_Aim_
Go through the listing below and gather every line with the word "Definições".

_The records_
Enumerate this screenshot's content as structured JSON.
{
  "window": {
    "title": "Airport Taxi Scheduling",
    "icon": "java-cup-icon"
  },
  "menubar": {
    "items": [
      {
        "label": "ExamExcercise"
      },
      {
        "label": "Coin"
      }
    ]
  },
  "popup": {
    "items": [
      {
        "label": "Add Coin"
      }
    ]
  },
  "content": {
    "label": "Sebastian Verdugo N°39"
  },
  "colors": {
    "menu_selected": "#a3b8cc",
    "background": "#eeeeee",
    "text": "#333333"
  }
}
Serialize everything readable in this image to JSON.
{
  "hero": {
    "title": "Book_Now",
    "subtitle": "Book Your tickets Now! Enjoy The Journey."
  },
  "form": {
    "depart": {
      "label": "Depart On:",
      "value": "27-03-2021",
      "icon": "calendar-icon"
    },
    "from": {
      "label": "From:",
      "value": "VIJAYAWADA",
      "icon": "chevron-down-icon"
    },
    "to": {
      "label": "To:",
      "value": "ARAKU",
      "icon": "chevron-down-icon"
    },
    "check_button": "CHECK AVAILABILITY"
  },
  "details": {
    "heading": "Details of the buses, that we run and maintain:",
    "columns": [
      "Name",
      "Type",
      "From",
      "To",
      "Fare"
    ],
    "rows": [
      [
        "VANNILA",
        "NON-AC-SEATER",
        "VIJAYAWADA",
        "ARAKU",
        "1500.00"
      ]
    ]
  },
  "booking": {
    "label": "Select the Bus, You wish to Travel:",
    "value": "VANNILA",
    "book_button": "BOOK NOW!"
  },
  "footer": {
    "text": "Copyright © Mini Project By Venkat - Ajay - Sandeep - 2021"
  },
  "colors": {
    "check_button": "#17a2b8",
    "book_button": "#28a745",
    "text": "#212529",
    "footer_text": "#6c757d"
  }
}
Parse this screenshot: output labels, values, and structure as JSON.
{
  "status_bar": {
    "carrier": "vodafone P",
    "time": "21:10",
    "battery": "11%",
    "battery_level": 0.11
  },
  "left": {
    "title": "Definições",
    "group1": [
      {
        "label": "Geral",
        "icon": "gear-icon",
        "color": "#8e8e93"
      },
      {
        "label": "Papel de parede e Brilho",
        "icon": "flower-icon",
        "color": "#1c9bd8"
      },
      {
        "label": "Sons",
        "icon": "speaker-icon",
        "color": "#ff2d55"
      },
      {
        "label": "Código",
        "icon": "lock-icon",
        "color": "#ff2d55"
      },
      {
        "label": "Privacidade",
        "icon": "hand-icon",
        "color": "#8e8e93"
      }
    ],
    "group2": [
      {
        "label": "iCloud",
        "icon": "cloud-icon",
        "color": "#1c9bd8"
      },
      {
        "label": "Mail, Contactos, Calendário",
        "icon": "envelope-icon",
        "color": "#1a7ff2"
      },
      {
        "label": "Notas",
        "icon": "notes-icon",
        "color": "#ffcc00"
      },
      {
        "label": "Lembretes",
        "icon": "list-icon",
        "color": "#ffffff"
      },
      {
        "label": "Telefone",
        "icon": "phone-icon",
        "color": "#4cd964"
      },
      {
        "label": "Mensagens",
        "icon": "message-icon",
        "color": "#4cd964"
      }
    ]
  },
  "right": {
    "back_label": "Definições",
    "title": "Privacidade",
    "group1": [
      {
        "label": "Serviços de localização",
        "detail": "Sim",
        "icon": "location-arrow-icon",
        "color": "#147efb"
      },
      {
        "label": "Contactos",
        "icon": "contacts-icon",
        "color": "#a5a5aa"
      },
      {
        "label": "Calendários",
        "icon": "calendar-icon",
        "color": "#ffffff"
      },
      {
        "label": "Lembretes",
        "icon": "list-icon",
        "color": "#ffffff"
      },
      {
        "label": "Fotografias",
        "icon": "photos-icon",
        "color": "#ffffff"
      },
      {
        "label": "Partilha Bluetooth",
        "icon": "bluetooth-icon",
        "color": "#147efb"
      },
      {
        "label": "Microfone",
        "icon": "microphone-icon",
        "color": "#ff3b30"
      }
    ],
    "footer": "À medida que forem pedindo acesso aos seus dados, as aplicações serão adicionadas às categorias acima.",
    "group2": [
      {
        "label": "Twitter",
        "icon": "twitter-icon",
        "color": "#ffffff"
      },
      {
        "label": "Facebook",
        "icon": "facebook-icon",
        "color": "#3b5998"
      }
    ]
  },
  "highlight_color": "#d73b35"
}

_Correct result_
    "title": "Definições",
    "back_label": "Definições",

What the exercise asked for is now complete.